Restate each of the lines given below, word for word.
*** RECORD SET
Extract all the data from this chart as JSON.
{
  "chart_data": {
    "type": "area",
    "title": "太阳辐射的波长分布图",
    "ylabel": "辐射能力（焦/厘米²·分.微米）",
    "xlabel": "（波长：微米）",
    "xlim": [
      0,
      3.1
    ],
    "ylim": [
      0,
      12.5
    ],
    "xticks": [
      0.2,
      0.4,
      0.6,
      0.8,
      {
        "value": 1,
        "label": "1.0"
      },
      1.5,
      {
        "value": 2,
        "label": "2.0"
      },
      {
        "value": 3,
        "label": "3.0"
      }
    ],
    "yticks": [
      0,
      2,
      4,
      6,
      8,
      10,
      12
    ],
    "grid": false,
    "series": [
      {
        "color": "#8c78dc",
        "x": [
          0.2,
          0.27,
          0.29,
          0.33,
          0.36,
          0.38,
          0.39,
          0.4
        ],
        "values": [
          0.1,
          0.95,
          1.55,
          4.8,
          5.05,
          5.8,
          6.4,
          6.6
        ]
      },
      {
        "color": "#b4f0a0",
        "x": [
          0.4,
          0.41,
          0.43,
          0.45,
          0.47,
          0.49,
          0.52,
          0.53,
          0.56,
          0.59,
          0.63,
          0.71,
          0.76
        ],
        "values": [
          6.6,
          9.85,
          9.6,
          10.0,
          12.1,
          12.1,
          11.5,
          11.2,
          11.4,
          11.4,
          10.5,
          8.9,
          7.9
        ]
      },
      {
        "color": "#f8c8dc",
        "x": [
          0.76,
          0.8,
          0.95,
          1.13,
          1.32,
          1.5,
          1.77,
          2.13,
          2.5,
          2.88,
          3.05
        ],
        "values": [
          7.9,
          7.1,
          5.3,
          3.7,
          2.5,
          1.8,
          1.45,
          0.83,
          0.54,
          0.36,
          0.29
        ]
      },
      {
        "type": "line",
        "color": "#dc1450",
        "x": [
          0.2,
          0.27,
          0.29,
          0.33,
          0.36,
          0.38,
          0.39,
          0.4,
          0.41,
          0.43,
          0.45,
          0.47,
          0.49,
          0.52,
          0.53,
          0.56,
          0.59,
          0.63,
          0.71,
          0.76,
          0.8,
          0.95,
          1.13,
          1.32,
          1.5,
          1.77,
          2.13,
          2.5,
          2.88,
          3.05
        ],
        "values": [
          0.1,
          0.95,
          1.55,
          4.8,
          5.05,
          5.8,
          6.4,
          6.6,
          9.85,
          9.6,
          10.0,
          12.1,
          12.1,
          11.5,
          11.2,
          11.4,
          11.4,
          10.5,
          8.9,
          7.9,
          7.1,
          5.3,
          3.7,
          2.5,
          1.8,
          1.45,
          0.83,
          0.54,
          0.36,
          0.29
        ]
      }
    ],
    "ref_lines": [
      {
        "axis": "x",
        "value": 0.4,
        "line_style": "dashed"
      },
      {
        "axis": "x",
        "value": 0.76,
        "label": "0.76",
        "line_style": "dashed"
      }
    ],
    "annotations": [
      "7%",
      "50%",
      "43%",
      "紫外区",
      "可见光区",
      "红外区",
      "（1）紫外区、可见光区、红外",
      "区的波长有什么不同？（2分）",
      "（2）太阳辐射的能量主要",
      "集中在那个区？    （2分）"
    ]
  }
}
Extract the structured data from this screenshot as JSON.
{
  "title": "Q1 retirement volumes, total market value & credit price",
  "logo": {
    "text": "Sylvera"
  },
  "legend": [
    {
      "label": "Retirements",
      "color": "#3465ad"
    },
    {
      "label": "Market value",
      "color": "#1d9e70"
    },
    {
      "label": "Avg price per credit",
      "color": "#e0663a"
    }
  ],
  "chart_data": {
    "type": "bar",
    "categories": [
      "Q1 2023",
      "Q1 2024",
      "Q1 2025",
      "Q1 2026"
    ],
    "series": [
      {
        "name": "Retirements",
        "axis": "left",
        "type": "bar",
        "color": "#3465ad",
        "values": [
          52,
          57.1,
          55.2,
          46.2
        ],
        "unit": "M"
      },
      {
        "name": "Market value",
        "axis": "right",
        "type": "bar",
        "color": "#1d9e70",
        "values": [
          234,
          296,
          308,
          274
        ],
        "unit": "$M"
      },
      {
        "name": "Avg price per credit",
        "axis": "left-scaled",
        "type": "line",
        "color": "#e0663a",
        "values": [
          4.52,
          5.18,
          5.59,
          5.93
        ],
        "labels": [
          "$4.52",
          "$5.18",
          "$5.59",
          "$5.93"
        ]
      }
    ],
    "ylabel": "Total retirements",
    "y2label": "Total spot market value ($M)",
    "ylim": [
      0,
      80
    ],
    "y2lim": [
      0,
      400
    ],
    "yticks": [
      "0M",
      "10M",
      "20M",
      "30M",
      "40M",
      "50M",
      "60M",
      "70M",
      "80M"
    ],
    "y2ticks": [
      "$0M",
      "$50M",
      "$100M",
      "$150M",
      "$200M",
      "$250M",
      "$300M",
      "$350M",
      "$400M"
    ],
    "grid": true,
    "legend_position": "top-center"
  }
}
******
COMPLETE RESPONSE:
Extract all the data from this chart as JSON.
{
  "chart_data": {
    "type": "area",
    "title": "太阳辐射的波长分布图",
    "ylabel": "辐射能力（焦/厘米²·分.微米）",
    "xlabel": "（波长：微米）",
    "xlim": [
      0,
      3.1
    ],
    "ylim": [
      0,
      12.5
    ],
    "xticks": [
      0.2,
      0.4,
      0.6,
      0.8,
      {
        "value": 1,
        "label": "1.0"
      },
      1.5,
      {
        "value": 2,
        "label": "2.0"
      },
      {
        "value": 3,
        "label": "3.0"
      }
    ],
    "yticks": [
      0,
      2,
      4,
      6,
      8,
      10,
      12
    ],
    "grid": false,
    "series": [
      {
        "color": "#8c78dc",
        "x": [
          0.2,
          0.27,
          0.29,
          0.33,
          0.36,
          0.38,
          0.39,
          0.4
        ],
        "values": [
          0.1,
          0.95,
          1.55,
          4.8,
          5.05,
          5.8,
          6.4,
          6.6
        ]
      },
      {
        "color": "#b4f0a0",
        "x": [
          0.4,
          0.41,
          0.43,
          0.45,
          0.47,
          0.49,
          0.52,
          0.53,
          0.56,
          0.59,
          0.63,
          0.71,
          0.76
        ],
        "values": [
          6.6,
          9.85,
          9.6,
          10.0,
          12.1,
          12.1,
          11.5,
          11.2,
          11.4,
          11.4,
          10.5,
          8.9,
          7.9
        ]
      },
      {
        "color": "#f8c8dc",
        "x": [
          0.76,
          0.8,
          0.95,
          1.13,
          1.32,
          1.5,
          1.77,
          2.13,
          2.5,
          2.88,
          3.05
        ],
        "values": [
          7.9,
          7.1,
          5.3,
          3.7,
          2.5,
          1.8,
          1.45,
          0.83,
          0.54,
          0.36,
          0.29
        ]
      },
      {
        "type": "line",
        "color": "#dc1450",
        "x": [
          0.2,
          0.27,
          0.29,
          0.33,
          0.36,
          0.38,
          0.39,
          0.4,
          0.41,
          0.43,
          0.45,
          0.47,
          0.49,
          0.52,
          0.53,
          0.56,
          0.59,
          0.63,
          0.71,
          0.76,
          0.8,
          0.95,
          1.13,
          1.32,
          1.5,
          1.77,
          2.13,
          2.5,
          2.88,
          3.05
        ],
        "values": [
          0.1,
          0.95,
          1.55,
          4.8,
          5.05,
          5.8,
          6.4,
          6.6,
          9.85,
          9.6,
          10.0,
          12.1,
          12.1,
          11.5,
          11.2,
          11.4,
          11.4,
          10.5,
          8.9,
          7.9,
          7.1,
          5.3,
          3.7,
          2.5,
          1.8,
          1.45,
          0.83,
          0.54,
          0.36,
          0.29
        ]
      }
    ],
    "ref_lines": [
      {
        "axis": "x",
        "value": 0.4,
        "line_style": "dashed"
      },
      {
        "axis": "x",
        "value": 0.76,
        "label": "0.76",
        "line_style": "dashed"
      }
    ],
    "annotations": [
      "7%",
      "50%",
      "43%",
      "紫外区",
      "可见光区",
      "红外区",
      "（1）紫外区、可见光区、红外",
      "区的波长有什么不同？（2分）",
      "（2）太阳辐射的能量主要",
      "集中在那个区？    （2分）"
    ]
  }
}
Extract the structured data from this screenshot as JSON.
{
  "title": "Q1 retirement volumes, total market value & credit price",
  "logo": {
    "text": "Sylvera"
  },
  "legend": [
    {
      "label": "Retirements",
      "color": "#3465ad"
    },
    {
      "label": "Market value",
      "color": "#1d9e70"
    },
    {
      "label": "Avg price per credit",
      "color": "#e0663a"
    }
  ],
  "chart_data": {
    "type": "bar",
    "categories": [
      "Q1 2023",
      "Q1 2024",
      "Q1 2025",
      "Q1 2026"
    ],
    "series": [
      {
        "name": "Retirements",
        "axis": "left",
        "type": "bar",
        "color": "#3465ad",
        "values": [
          52,
          57.1,
          55.2,
          46.2
        ],
        "unit": "M"
      },
      {
        "name": "Market value",
        "axis": "right",
        "type": "bar",
        "color": "#1d9e70",
        "values": [
          234,
          296,
          308,
          274
        ],
        "unit": "$M"
      },
      {
        "name": "Avg price per credit",
        "axis": "left-scaled",
        "type": "line",
        "color": "#e0663a",
        "values": [
          4.52,
          5.18,
          5.59,
          5.93
        ],
        "labels": [
          "$4.52",
          "$5.18",
          "$5.59",
          "$5.93"
        ]
      }
    ],
    "ylabel": "Total retirements",
    "y2label": "Total spot market value ($M)",
    "ylim": [
      0,
      80
    ],
    "y2lim": [
      0,
      400
    ],
    "yticks": [
      "0M",
      "10M",
      "20M",
      "30M",
      "40M",
      "50M",
      "60M",
      "70M",
      "80M"
    ],
    "y2ticks": [
      "$0M",
      "$50M",
      "$100M",
      "$150M",
      "$200M",
      "$250M",
      "$300M",
      "$350M",
      "$400M"
    ],
    "grid": true,
    "legend_position": "top-center"
  }
}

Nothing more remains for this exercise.